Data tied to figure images
__________________________________________________

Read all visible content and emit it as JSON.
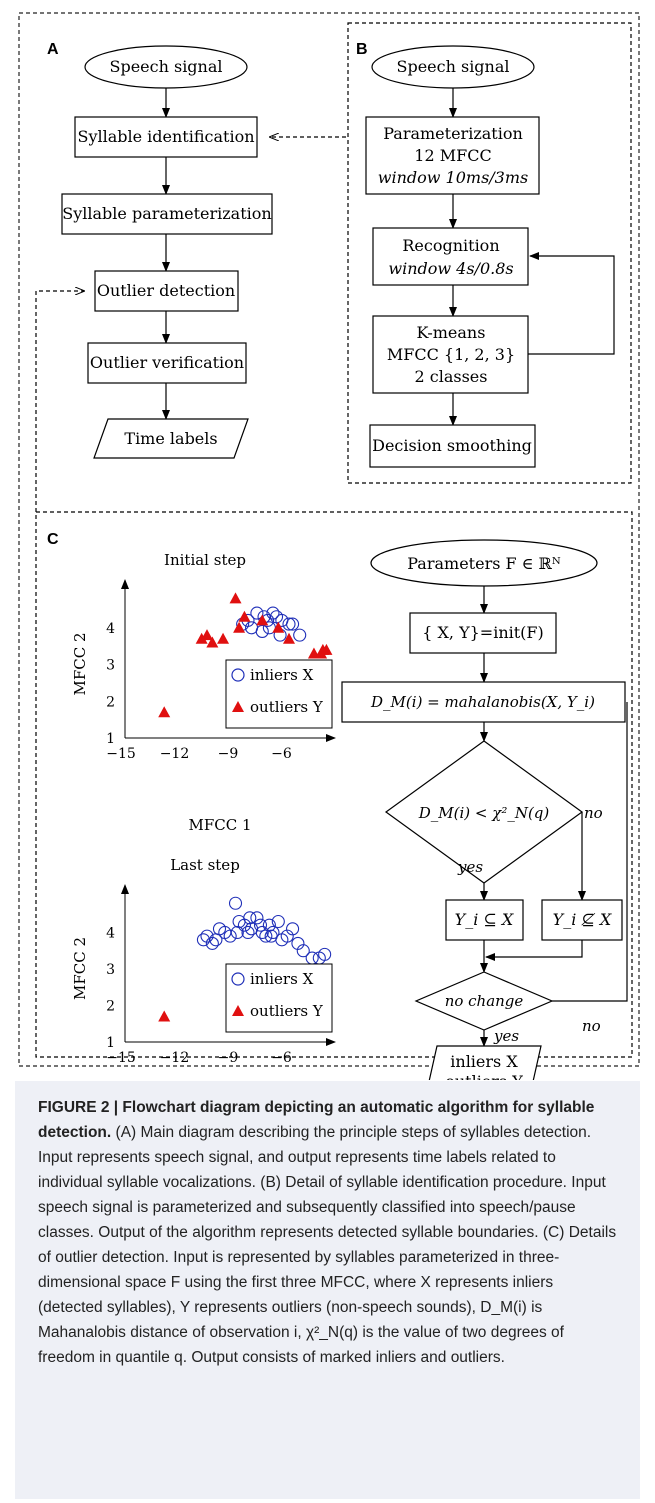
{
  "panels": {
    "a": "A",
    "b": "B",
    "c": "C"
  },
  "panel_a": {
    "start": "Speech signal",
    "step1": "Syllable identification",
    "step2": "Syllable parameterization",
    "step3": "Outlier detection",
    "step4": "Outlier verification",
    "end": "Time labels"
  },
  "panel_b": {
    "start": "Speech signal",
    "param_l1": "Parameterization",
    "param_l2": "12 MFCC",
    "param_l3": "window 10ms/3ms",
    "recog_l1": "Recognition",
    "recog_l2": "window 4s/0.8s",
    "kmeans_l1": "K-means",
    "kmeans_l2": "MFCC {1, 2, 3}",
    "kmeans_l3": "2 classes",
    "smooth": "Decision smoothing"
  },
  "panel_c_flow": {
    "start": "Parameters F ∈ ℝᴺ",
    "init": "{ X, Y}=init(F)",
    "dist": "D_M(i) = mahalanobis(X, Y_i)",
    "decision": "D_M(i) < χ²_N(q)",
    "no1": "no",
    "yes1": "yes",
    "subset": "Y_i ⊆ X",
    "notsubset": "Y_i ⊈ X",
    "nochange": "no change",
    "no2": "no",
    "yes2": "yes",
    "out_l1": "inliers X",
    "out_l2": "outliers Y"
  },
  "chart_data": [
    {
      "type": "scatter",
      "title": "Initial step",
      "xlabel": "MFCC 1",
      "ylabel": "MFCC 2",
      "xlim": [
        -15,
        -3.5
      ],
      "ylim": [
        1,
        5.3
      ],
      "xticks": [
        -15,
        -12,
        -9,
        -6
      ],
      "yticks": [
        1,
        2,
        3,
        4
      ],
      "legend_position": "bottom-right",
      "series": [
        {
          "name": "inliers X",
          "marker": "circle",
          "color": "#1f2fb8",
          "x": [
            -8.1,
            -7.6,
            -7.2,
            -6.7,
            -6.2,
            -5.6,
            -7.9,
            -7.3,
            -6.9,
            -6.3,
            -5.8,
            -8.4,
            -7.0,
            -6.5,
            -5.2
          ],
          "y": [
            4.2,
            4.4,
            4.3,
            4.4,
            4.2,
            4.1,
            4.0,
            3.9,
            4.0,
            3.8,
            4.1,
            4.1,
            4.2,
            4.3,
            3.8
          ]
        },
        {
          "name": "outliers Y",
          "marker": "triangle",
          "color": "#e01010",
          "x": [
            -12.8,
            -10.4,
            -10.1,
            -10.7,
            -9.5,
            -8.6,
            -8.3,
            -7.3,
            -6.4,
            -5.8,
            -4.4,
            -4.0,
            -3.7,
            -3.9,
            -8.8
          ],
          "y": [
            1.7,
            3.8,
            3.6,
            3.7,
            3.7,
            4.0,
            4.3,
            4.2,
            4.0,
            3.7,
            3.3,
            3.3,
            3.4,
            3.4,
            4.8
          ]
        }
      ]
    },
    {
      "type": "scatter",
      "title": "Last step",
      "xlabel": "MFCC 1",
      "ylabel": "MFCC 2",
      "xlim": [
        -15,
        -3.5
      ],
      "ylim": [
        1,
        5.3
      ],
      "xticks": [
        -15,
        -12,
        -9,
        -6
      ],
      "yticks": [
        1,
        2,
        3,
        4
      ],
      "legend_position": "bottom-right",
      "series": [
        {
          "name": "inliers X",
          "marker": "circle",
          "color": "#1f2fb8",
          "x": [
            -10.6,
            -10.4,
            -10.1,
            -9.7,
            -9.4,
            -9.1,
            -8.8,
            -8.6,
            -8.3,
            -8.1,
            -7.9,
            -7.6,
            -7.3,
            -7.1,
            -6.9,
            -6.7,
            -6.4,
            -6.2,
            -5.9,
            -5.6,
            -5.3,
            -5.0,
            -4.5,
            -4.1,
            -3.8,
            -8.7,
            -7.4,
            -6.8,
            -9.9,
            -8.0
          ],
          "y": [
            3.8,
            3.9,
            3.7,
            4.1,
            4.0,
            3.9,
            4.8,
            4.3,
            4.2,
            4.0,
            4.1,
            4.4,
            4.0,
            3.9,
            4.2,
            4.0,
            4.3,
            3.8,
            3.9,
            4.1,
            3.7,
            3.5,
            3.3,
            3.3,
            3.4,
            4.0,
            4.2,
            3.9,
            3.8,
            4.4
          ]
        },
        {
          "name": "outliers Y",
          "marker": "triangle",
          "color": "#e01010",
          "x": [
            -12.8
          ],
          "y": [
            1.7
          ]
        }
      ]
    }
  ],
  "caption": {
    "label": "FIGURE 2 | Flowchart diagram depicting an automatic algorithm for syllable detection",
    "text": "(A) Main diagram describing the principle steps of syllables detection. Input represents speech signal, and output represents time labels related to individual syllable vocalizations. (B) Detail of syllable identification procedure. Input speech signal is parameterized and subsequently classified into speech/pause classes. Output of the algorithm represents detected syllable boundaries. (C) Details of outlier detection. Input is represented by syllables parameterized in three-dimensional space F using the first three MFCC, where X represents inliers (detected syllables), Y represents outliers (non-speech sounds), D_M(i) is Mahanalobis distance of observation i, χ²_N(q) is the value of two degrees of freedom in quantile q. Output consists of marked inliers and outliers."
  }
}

__________________________________________________

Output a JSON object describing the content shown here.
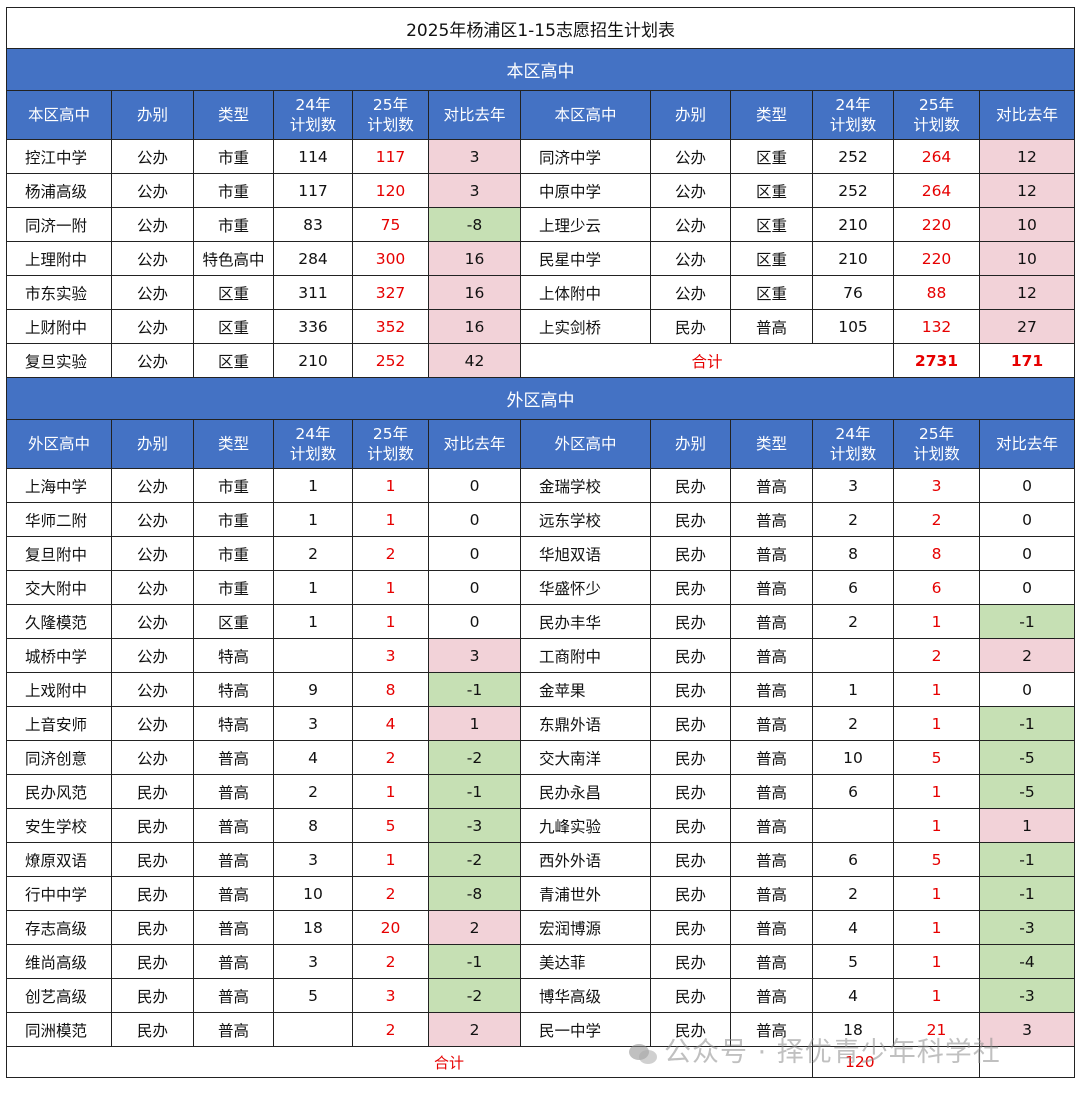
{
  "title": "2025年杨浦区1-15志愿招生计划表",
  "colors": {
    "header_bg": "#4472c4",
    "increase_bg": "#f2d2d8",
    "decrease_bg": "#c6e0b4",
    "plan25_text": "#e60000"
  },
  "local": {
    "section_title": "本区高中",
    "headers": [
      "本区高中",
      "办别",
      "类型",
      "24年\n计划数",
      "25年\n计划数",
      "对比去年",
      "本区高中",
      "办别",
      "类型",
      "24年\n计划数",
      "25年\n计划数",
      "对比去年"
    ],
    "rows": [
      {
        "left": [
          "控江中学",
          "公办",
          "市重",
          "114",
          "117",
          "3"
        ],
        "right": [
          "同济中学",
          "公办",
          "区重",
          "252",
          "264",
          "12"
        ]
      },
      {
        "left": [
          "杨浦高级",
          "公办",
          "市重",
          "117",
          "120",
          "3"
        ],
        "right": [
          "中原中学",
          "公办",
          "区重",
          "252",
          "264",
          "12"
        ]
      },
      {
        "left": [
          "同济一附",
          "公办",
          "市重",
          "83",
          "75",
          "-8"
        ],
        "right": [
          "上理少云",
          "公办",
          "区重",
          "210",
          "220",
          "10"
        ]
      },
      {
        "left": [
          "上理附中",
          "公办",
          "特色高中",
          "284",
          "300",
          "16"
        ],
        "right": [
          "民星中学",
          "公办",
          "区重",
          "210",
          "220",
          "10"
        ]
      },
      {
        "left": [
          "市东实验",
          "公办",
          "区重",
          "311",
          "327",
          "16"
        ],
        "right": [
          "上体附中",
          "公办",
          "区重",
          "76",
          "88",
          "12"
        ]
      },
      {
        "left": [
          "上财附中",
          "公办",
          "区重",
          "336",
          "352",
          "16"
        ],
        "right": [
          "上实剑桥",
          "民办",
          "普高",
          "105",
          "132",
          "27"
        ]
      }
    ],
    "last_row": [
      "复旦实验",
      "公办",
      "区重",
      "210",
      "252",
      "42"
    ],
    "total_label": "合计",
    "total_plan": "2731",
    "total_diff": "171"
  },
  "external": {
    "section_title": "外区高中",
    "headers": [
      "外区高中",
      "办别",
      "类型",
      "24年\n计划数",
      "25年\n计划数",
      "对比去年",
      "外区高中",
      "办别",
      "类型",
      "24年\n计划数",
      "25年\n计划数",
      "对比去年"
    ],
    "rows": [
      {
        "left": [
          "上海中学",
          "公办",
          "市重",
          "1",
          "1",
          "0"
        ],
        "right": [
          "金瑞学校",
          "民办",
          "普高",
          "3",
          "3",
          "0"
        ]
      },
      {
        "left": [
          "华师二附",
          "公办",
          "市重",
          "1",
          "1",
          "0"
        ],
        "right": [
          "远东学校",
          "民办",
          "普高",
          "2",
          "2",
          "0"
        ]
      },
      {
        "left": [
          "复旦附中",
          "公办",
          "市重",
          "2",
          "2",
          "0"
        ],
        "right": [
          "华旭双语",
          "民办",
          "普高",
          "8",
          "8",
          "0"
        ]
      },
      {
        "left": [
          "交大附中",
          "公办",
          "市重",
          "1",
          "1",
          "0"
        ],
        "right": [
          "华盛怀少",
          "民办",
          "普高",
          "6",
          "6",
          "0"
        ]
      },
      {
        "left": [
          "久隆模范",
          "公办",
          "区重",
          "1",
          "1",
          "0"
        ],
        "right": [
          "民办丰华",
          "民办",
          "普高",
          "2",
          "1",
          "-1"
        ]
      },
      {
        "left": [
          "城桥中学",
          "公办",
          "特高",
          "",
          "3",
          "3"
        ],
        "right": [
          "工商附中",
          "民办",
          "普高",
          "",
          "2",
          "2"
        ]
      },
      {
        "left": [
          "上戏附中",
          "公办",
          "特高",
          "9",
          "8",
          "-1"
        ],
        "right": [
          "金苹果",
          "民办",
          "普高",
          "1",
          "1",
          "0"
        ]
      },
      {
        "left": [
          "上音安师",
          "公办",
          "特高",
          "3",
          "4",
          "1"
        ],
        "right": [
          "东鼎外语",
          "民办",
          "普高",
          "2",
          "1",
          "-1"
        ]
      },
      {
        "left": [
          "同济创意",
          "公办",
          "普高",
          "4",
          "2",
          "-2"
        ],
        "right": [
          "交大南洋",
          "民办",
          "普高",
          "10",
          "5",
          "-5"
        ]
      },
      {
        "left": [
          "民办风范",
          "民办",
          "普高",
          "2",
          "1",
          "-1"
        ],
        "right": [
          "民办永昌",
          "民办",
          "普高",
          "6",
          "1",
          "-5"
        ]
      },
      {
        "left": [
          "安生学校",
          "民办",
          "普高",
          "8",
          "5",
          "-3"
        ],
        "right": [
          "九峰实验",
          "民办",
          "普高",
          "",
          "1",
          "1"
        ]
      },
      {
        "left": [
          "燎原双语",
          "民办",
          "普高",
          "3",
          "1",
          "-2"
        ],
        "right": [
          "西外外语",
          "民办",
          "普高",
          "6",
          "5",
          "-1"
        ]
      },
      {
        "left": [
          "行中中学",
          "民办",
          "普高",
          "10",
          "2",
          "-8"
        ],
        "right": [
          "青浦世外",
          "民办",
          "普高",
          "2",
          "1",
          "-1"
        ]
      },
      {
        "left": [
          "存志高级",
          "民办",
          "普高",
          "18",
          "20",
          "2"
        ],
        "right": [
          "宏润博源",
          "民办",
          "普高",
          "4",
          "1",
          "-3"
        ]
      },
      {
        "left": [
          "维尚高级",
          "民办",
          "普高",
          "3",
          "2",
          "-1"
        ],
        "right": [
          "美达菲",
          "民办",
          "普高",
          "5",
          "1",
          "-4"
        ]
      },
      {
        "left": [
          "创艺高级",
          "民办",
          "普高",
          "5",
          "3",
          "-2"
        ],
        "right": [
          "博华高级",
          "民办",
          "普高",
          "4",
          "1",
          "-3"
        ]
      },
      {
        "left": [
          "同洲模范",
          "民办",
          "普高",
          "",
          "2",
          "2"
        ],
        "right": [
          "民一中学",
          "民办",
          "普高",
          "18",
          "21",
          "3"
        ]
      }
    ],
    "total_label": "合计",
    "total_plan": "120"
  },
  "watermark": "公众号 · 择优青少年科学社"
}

__________________________________________________

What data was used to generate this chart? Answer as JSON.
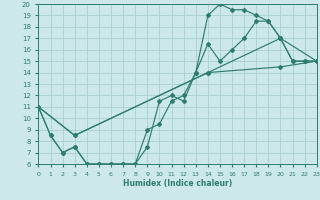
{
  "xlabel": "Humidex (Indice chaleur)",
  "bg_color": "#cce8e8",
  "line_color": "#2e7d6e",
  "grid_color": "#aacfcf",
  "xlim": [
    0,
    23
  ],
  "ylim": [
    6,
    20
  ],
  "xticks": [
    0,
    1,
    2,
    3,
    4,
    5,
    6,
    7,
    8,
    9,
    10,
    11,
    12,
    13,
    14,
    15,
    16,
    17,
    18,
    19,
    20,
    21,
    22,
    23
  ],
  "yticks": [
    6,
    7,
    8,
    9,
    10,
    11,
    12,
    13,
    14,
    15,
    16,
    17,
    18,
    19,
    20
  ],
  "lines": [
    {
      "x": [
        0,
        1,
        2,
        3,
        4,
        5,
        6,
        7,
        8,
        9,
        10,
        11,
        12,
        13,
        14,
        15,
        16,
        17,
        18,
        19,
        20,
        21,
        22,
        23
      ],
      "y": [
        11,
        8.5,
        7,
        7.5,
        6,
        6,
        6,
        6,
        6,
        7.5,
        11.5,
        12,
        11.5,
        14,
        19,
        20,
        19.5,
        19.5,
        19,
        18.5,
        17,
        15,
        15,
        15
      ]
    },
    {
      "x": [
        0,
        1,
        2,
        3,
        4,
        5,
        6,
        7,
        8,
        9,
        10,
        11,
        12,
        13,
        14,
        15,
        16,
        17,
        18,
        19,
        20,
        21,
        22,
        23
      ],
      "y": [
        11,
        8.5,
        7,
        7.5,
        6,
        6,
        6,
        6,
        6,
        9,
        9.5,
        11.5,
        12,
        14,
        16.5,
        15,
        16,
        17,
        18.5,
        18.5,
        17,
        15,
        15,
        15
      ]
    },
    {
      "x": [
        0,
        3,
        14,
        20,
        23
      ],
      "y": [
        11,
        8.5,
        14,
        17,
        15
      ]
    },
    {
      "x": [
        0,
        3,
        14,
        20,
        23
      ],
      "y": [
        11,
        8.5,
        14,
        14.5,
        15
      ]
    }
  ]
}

__________________________________________________

Gather all lines where the word "JSON" appears.

**RESULT**
Read all visible content and emit it as JSON.
Output a JSON object describing the content shown here.
What data was used to generate this chart? Answer as JSON.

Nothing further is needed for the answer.